=== GIVEN EXERCISE ===
Repeat every record exactly, but keep images out of the copy.

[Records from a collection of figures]
============

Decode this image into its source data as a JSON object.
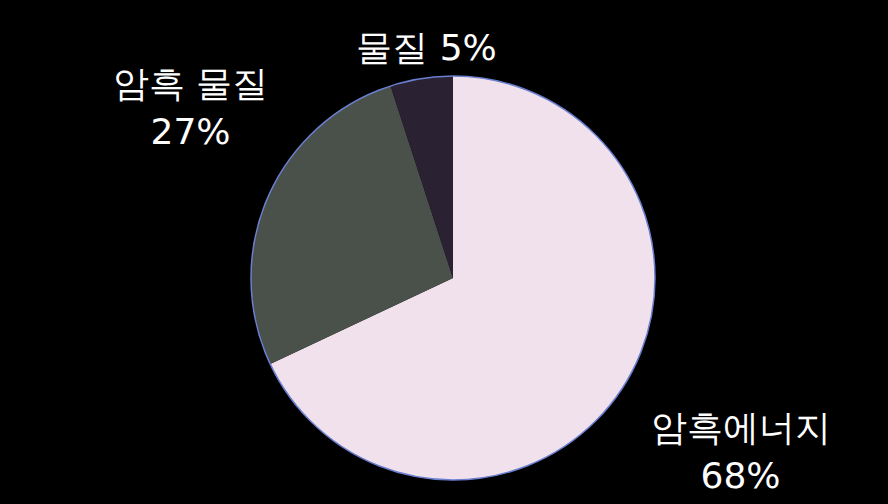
{
  "chart_data": {
    "type": "pie",
    "categories": [
      "암흑에너지",
      "암흑 물질",
      "물질"
    ],
    "values": [
      68,
      27,
      5
    ],
    "value_labels": [
      "68%",
      "27%",
      "5%"
    ],
    "colors": [
      "#f1e1ec",
      "#4a514b",
      "#2a2233"
    ],
    "data_labels": true
  }
}
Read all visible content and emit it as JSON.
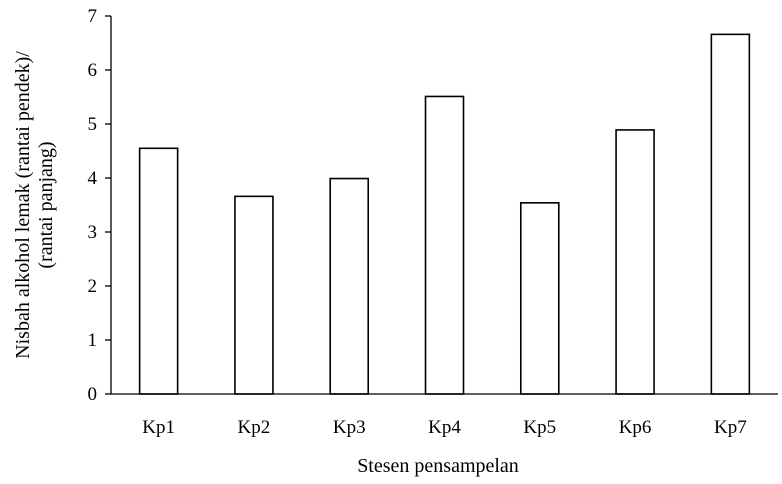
{
  "chart_data": {
    "type": "bar",
    "categories": [
      "Kp1",
      "Kp2",
      "Kp3",
      "Kp4",
      "Kp5",
      "Kp6",
      "Kp7"
    ],
    "values": [
      4.55,
      3.66,
      3.99,
      5.51,
      3.54,
      4.89,
      6.66
    ],
    "xlabel": "Stesen pensampelan",
    "ylabel_line1": "Nisbah alkohol lemak (rantai pendek)/",
    "ylabel_line2": "(rantai panjang)",
    "ylim": [
      0,
      7
    ],
    "yticks": [
      "0",
      "1",
      "2",
      "3",
      "4",
      "5",
      "6",
      "7"
    ],
    "bar_fill": "#ffffff",
    "bar_stroke": "#000000",
    "grid": false,
    "legend": "none"
  }
}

============

=== RESPONSE BELOW ===
Decode this image into its source data as a JSON object.
{
  "chart_data": {
    "type": "pie",
    "categories": [
      "암흑에너지",
      "암흑 물질",
      "물질"
    ],
    "values": [
      68,
      27,
      5
    ],
    "value_labels": [
      "68%",
      "27%",
      "5%"
    ],
    "colors": [
      "#f1e1ec",
      "#4a514b",
      "#2a2233"
    ],
    "data_labels": true
  }
}
Read all visible content and emit it as JSON.
{
  "chart_data": {
    "type": "bar",
    "categories": [
      "Kp1",
      "Kp2",
      "Kp3",
      "Kp4",
      "Kp5",
      "Kp6",
      "Kp7"
    ],
    "values": [
      4.55,
      3.66,
      3.99,
      5.51,
      3.54,
      4.89,
      6.66
    ],
    "xlabel": "Stesen pensampelan",
    "ylabel_line1": "Nisbah alkohol lemak (rantai pendek)/",
    "ylabel_line2": "(rantai panjang)",
    "ylim": [
      0,
      7
    ],
    "yticks": [
      "0",
      "1",
      "2",
      "3",
      "4",
      "5",
      "6",
      "7"
    ],
    "bar_fill": "#ffffff",
    "bar_stroke": "#000000",
    "grid": false,
    "legend": "none"
  }
}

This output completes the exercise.